• _Dataset rows_
++++

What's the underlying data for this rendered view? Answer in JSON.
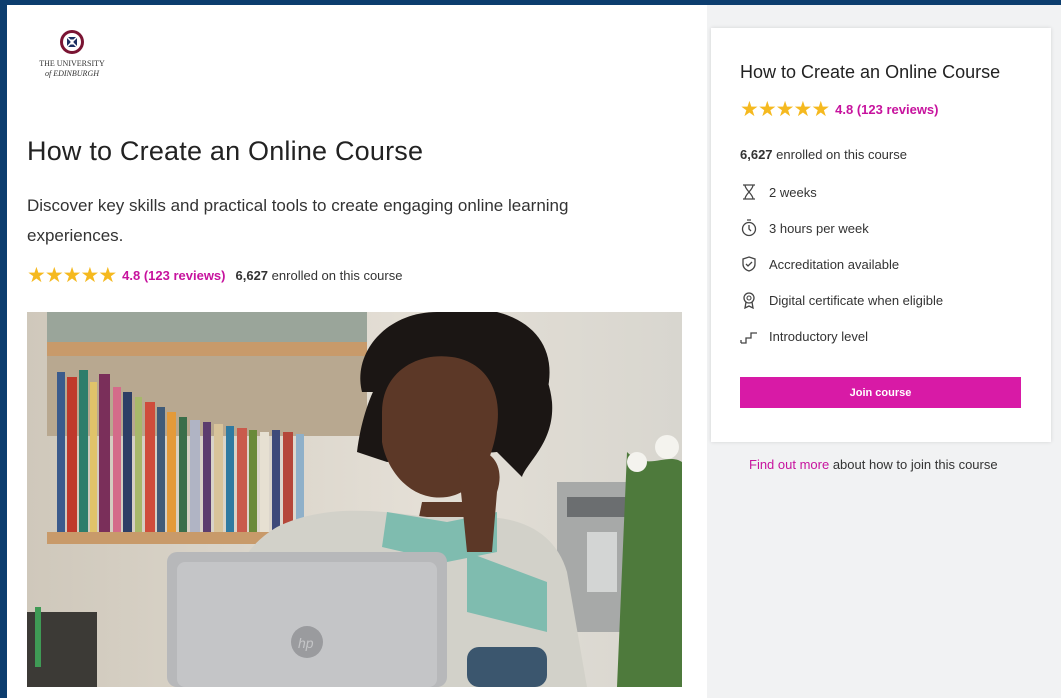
{
  "logo": {
    "line1": "THE UNIVERSITY",
    "line2": "of EDINBURGH",
    "icon": "university-crest-icon"
  },
  "course": {
    "title": "How to Create an Online Course",
    "description": "Discover key skills and practical tools to create engaging online learning experiences.",
    "rating_text": "4.8 (123 reviews)",
    "stars": 5,
    "enrolled_count": "6,627",
    "enrolled_suffix": "enrolled on this course"
  },
  "card": {
    "title": "How to Create an Online Course",
    "rating_text": "4.8 (123 reviews)",
    "enrolled_count": "6,627",
    "enrolled_suffix": "enrolled on this course",
    "details": [
      {
        "icon": "hourglass-icon",
        "text": "2 weeks"
      },
      {
        "icon": "stopwatch-icon",
        "text": "3 hours per week"
      },
      {
        "icon": "shield-check-icon",
        "text": "Accreditation available"
      },
      {
        "icon": "certificate-icon",
        "text": "Digital certificate when eligible"
      },
      {
        "icon": "steps-icon",
        "text": "Introductory level"
      }
    ],
    "join_label": "Join course"
  },
  "find_more": {
    "link": "Find out more",
    "rest": "about how to join this course"
  },
  "colors": {
    "accent": "#d81aa6",
    "rating": "#c7139e",
    "star": "#f5b91f",
    "frame": "#0c3d6e"
  }
}
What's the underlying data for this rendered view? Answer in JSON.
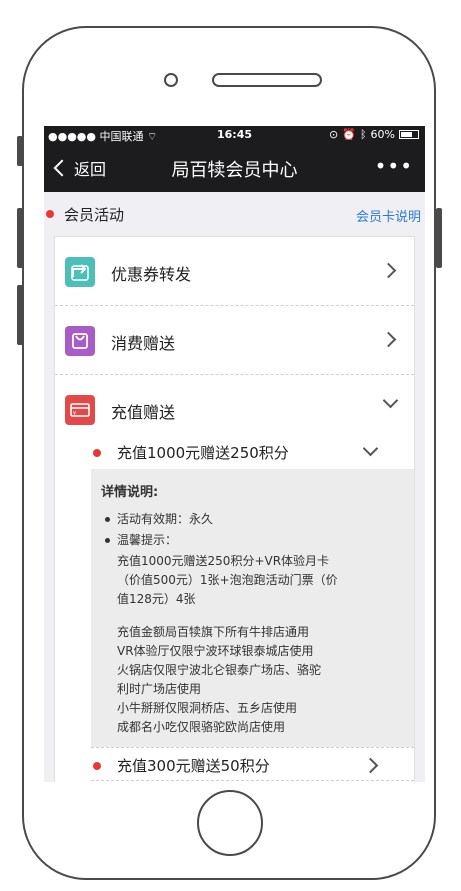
{
  "status_bar": {
    "signal": "●●●●● 中国联通",
    "time": "16:45",
    "battery": "60%"
  },
  "nav": {
    "back_label": "返回",
    "title": "局百犊会员中心",
    "more": "•••"
  },
  "section": {
    "title": "会员活动",
    "link": "会员卡说明"
  },
  "rows": [
    {
      "label": "优惠券转发",
      "icon_color": "#4dbfb8"
    },
    {
      "label": "消费赠送",
      "icon_color": "#a75cc8"
    },
    {
      "label": "充值赠送",
      "icon_color": "#e04a4a"
    }
  ],
  "recharge": {
    "items": [
      {
        "label": "充值1000元赠送250积分"
      },
      {
        "label": "充值300元赠送50积分"
      }
    ],
    "details": {
      "title": "详情说明:",
      "validity": "活动有效期：永久",
      "tips_label": "温馨提示：",
      "lines": [
        "充值1000元赠送250积分+VR体验月卡",
        "（价值500元）1张+泡泡跑活动门票（价",
        "值128元）4张"
      ],
      "notes": [
        "充值金额局百犊旗下所有牛排店通用",
        "VR体验厅仅限宁波环球银泰城店使用",
        "火锅店仅限宁波北仑银泰广场店、骆驼",
        "利时广场店使用",
        "小牛掰掰仅限洞桥店、五乡店使用",
        "成都名小吃仅限骆驼欧尚店使用"
      ]
    }
  }
}
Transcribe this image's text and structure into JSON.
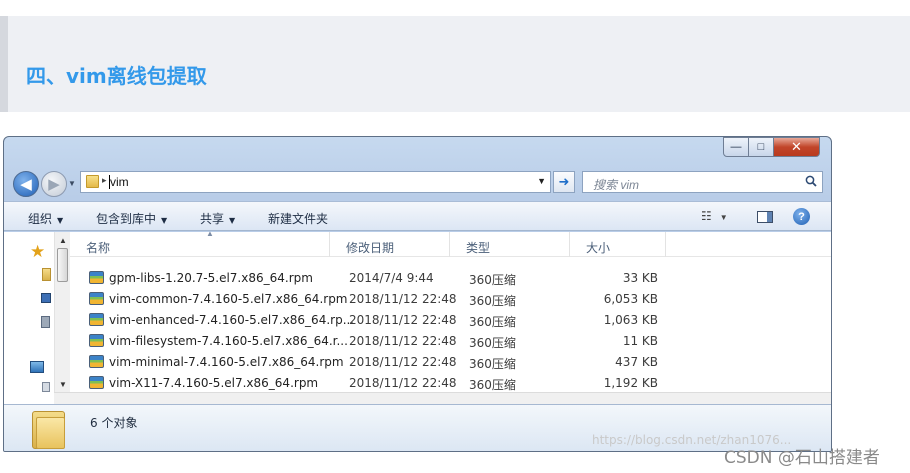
{
  "article": {
    "heading": "四、vim离线包提取"
  },
  "window": {
    "controls": {
      "minimize": "—",
      "maximize": "□",
      "close": "✕"
    },
    "address": {
      "path": "vim"
    },
    "search": {
      "placeholder": "搜索 vim"
    },
    "toolbar": {
      "organize": "组织",
      "include_in_library": "包含到库中",
      "share": "共享",
      "new_folder": "新建文件夹"
    },
    "columns": {
      "name": "名称",
      "modified": "修改日期",
      "type": "类型",
      "size": "大小"
    },
    "files": [
      {
        "name": "gpm-libs-1.20.7-5.el7.x86_64.rpm",
        "modified": "2014/7/4 9:44",
        "type": "360压缩",
        "size": "33 KB"
      },
      {
        "name": "vim-common-7.4.160-5.el7.x86_64.rpm",
        "modified": "2018/11/12 22:48",
        "type": "360压缩",
        "size": "6,053 KB"
      },
      {
        "name": "vim-enhanced-7.4.160-5.el7.x86_64.rp...",
        "modified": "2018/11/12 22:48",
        "type": "360压缩",
        "size": "1,063 KB"
      },
      {
        "name": "vim-filesystem-7.4.160-5.el7.x86_64.r...",
        "modified": "2018/11/12 22:48",
        "type": "360压缩",
        "size": "11 KB"
      },
      {
        "name": "vim-minimal-7.4.160-5.el7.x86_64.rpm",
        "modified": "2018/11/12 22:48",
        "type": "360压缩",
        "size": "437 KB"
      },
      {
        "name": "vim-X11-7.4.160-5.el7.x86_64.rpm",
        "modified": "2018/11/12 22:48",
        "type": "360压缩",
        "size": "1,192 KB"
      }
    ],
    "status": {
      "item_count": "6 个对象"
    }
  },
  "watermark": {
    "url": "https://blog.csdn.net/zhan1076...",
    "author": "CSDN @石山搭建者"
  },
  "colors": {
    "heading_text": "#3399ea",
    "heading_bg": "#eef0f4",
    "close_button": "#c2452a",
    "chrome": "#c6d9ef"
  },
  "icons": [
    "back-icon",
    "forward-icon",
    "folder-icon",
    "refresh-icon",
    "search-icon",
    "views-icon",
    "preview-pane-icon",
    "help-icon",
    "star-icon",
    "rpm-archive-icon"
  ]
}
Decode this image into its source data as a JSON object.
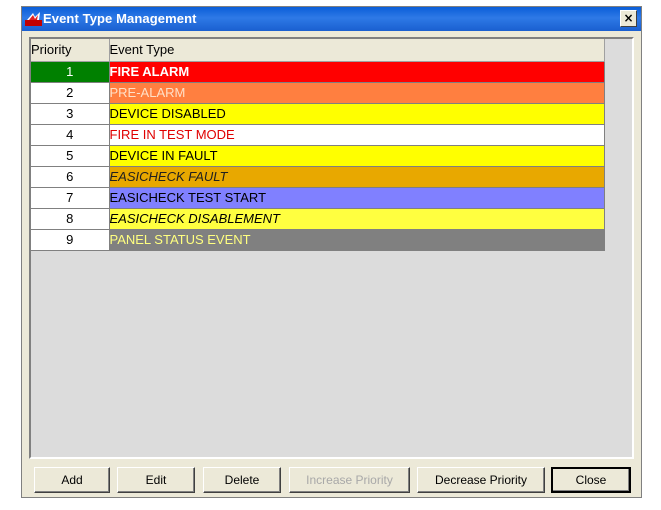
{
  "window": {
    "title": "Event Type Management",
    "close_glyph": "×"
  },
  "grid": {
    "columns": [
      "Priority",
      "Event Type"
    ],
    "rows": [
      {
        "priority": "1",
        "event_type": "FIRE ALARM",
        "bg": "#ff0000",
        "fg": "#ffffff",
        "priority_bg": "#008000",
        "priority_fg": "#ffffff",
        "bold": true,
        "italic": false
      },
      {
        "priority": "2",
        "event_type": "PRE-ALARM",
        "bg": "#ff7f40",
        "fg": "#ffe0c8",
        "priority_bg": "#ffffff",
        "priority_fg": "#000000",
        "bold": false,
        "italic": false
      },
      {
        "priority": "3",
        "event_type": "DEVICE DISABLED",
        "bg": "#ffff00",
        "fg": "#000000",
        "priority_bg": "#ffffff",
        "priority_fg": "#000000",
        "bold": false,
        "italic": false
      },
      {
        "priority": "4",
        "event_type": "FIRE IN TEST MODE",
        "bg": "#ffffff",
        "fg": "#e00000",
        "priority_bg": "#ffffff",
        "priority_fg": "#000000",
        "bold": false,
        "italic": false
      },
      {
        "priority": "5",
        "event_type": "DEVICE IN FAULT",
        "bg": "#ffff00",
        "fg": "#000000",
        "priority_bg": "#ffffff",
        "priority_fg": "#000000",
        "bold": false,
        "italic": false
      },
      {
        "priority": "6",
        "event_type": "EASICHECK FAULT",
        "bg": "#e8a800",
        "fg": "#202020",
        "priority_bg": "#ffffff",
        "priority_fg": "#000000",
        "bold": false,
        "italic": true
      },
      {
        "priority": "7",
        "event_type": "EASICHECK TEST START",
        "bg": "#8080ff",
        "fg": "#000000",
        "priority_bg": "#ffffff",
        "priority_fg": "#000000",
        "bold": false,
        "italic": false
      },
      {
        "priority": "8",
        "event_type": "EASICHECK DISABLEMENT",
        "bg": "#ffff40",
        "fg": "#000000",
        "priority_bg": "#ffffff",
        "priority_fg": "#000000",
        "bold": false,
        "italic": true
      },
      {
        "priority": "9",
        "event_type": "PANEL STATUS EVENT",
        "bg": "#808080",
        "fg": "#ffff80",
        "priority_bg": "#ffffff",
        "priority_fg": "#000000",
        "bold": false,
        "italic": false
      }
    ]
  },
  "buttons": [
    {
      "name": "add-button",
      "label": "Add",
      "enabled": true,
      "default": false
    },
    {
      "name": "edit-button",
      "label": "Edit",
      "enabled": true,
      "default": false
    },
    {
      "name": "delete-button",
      "label": "Delete",
      "enabled": true,
      "default": false
    },
    {
      "name": "increase-priority-button",
      "label": "Increase Priority",
      "enabled": false,
      "default": false
    },
    {
      "name": "decrease-priority-button",
      "label": "Decrease Priority",
      "enabled": true,
      "default": false
    },
    {
      "name": "close-button",
      "label": "Close",
      "enabled": true,
      "default": true
    }
  ],
  "colors": {
    "titlebar": "#1a5fd0",
    "dialog_bg": "#ece9d8",
    "empty_grid_bg": "#dcdcdc"
  }
}
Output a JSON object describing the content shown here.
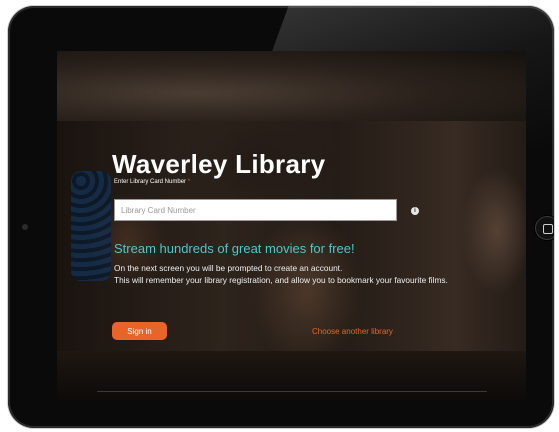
{
  "page": {
    "title": "Waverley Library",
    "card_label": "Enter Library Card Number",
    "required_mark": "*",
    "card_placeholder": "Library Card Number",
    "tagline": "Stream hundreds of great movies for free!",
    "description": [
      "On the next screen you will be prompted to create an account.",
      "This will remember your library registration, and allow you to bookmark your favourite films."
    ],
    "signin_label": "Sign in",
    "choose_library_label": "Choose another library"
  },
  "icons": {
    "info": "info-icon",
    "home": "home-button-icon"
  },
  "colors": {
    "accent": "#e8652a",
    "tagline": "#4fc6cc"
  }
}
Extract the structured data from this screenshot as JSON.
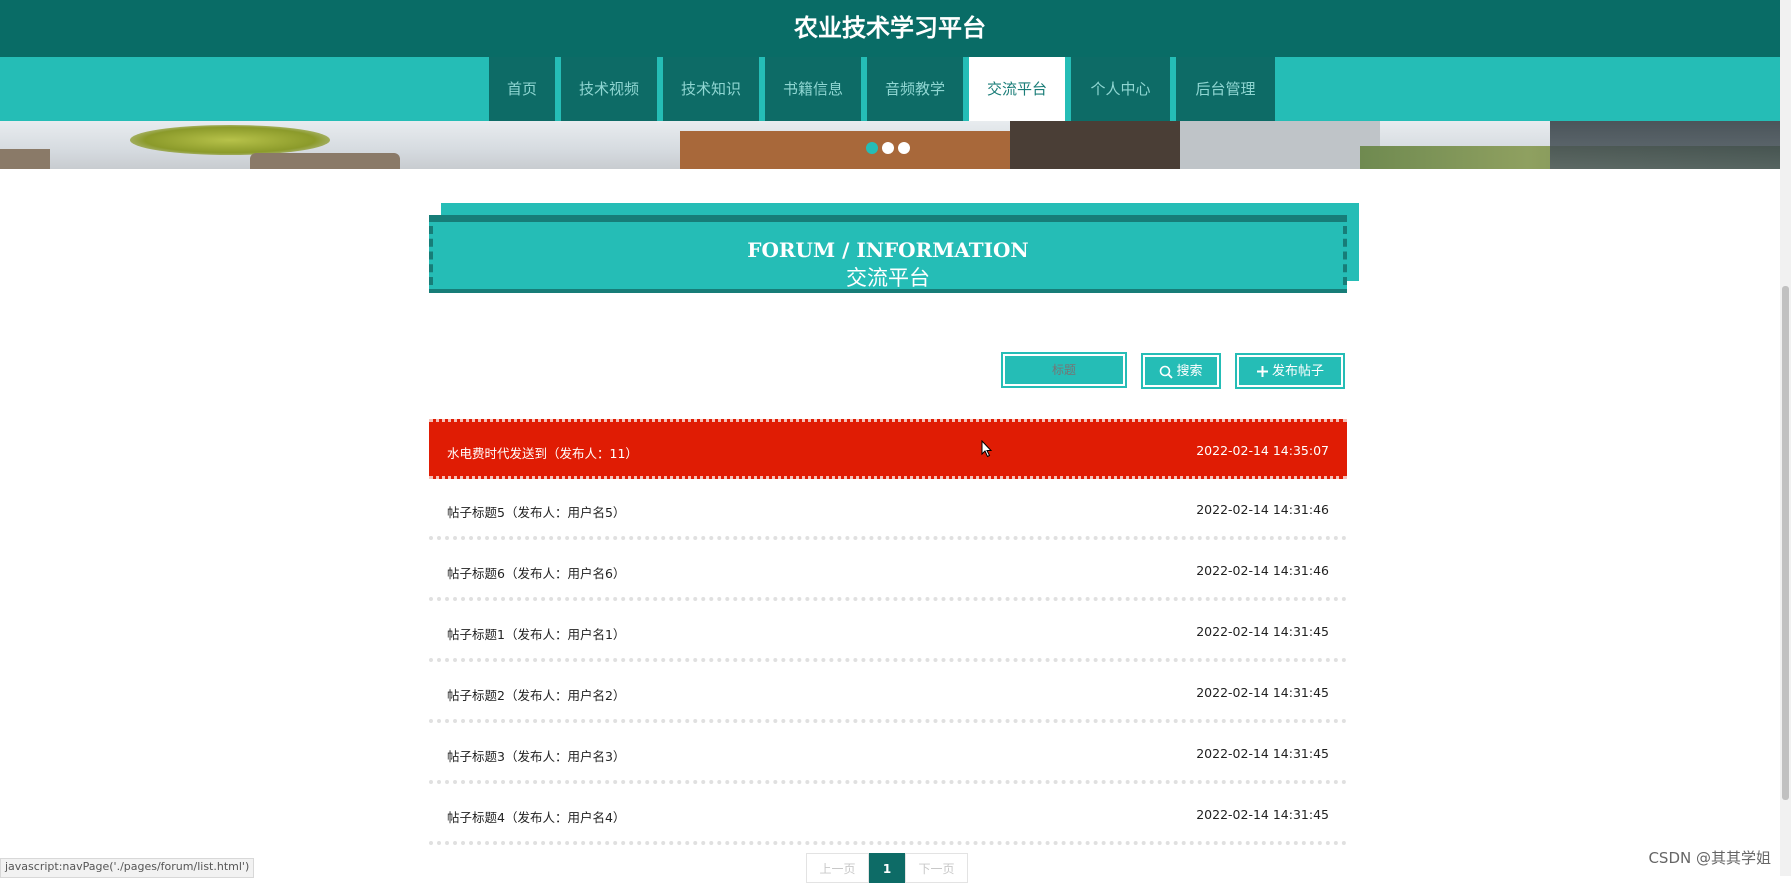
{
  "header": {
    "title": "农业技术学习平台"
  },
  "nav": {
    "items": [
      {
        "label": "首页",
        "active": false
      },
      {
        "label": "技术视频",
        "active": false
      },
      {
        "label": "技术知识",
        "active": false
      },
      {
        "label": "书籍信息",
        "active": false
      },
      {
        "label": "音频教学",
        "active": false
      },
      {
        "label": "交流平台",
        "active": true
      },
      {
        "label": "个人中心",
        "active": false
      },
      {
        "label": "后台管理",
        "active": false
      }
    ]
  },
  "section": {
    "title_en": "FORUM / INFORMATION",
    "title_cn": "交流平台"
  },
  "search": {
    "placeholder": "标题",
    "search_label": "搜索",
    "add_label": "发布帖子"
  },
  "posts": [
    {
      "title": "水电费时代发送到（发布人：11）",
      "date": "2022-02-14 14:35:07",
      "highlight": true
    },
    {
      "title": "帖子标题5（发布人：用户名5）",
      "date": "2022-02-14 14:31:46",
      "highlight": false
    },
    {
      "title": "帖子标题6（发布人：用户名6）",
      "date": "2022-02-14 14:31:46",
      "highlight": false
    },
    {
      "title": "帖子标题1（发布人：用户名1）",
      "date": "2022-02-14 14:31:45",
      "highlight": false
    },
    {
      "title": "帖子标题2（发布人：用户名2）",
      "date": "2022-02-14 14:31:45",
      "highlight": false
    },
    {
      "title": "帖子标题3（发布人：用户名3）",
      "date": "2022-02-14 14:31:45",
      "highlight": false
    },
    {
      "title": "帖子标题4（发布人：用户名4）",
      "date": "2022-02-14 14:31:45",
      "highlight": false
    }
  ],
  "pagination": {
    "prev": "上一页",
    "current": "1",
    "next": "下一页"
  },
  "status_bar": "javascript:navPage('./pages/forum/list.html')",
  "watermark": "CSDN @其其学姐",
  "colors": {
    "dark_teal": "#096c66",
    "teal": "#25bdb6",
    "highlight_red": "#e01c04"
  }
}
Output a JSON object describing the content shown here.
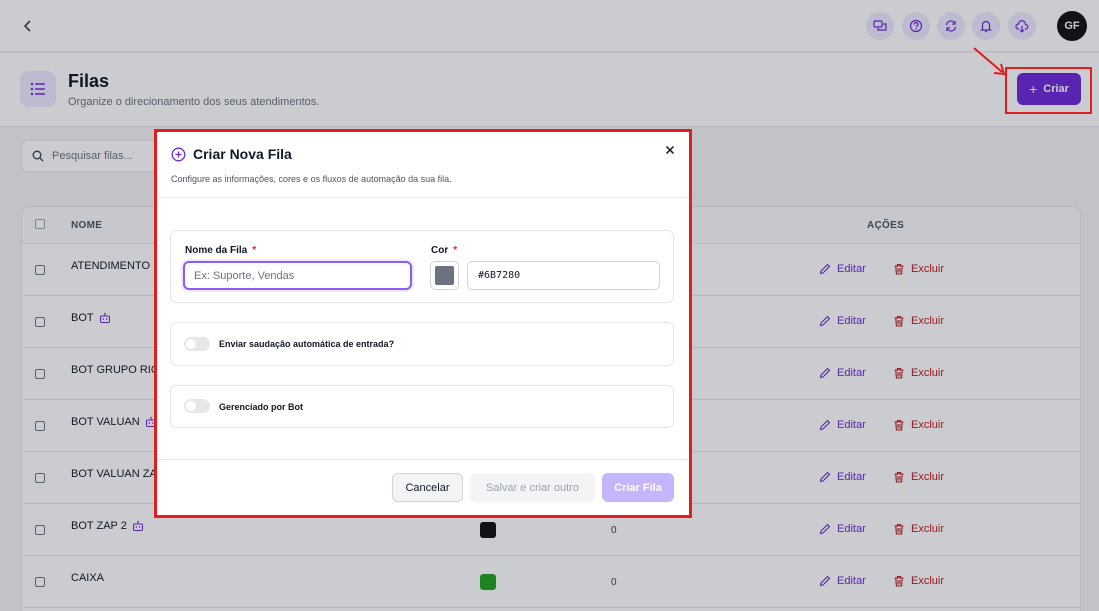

++++

• _Short exercise_
Determine how many lines in the data above contain the string "JSON". Give nothing except the number.

• _Written response_
7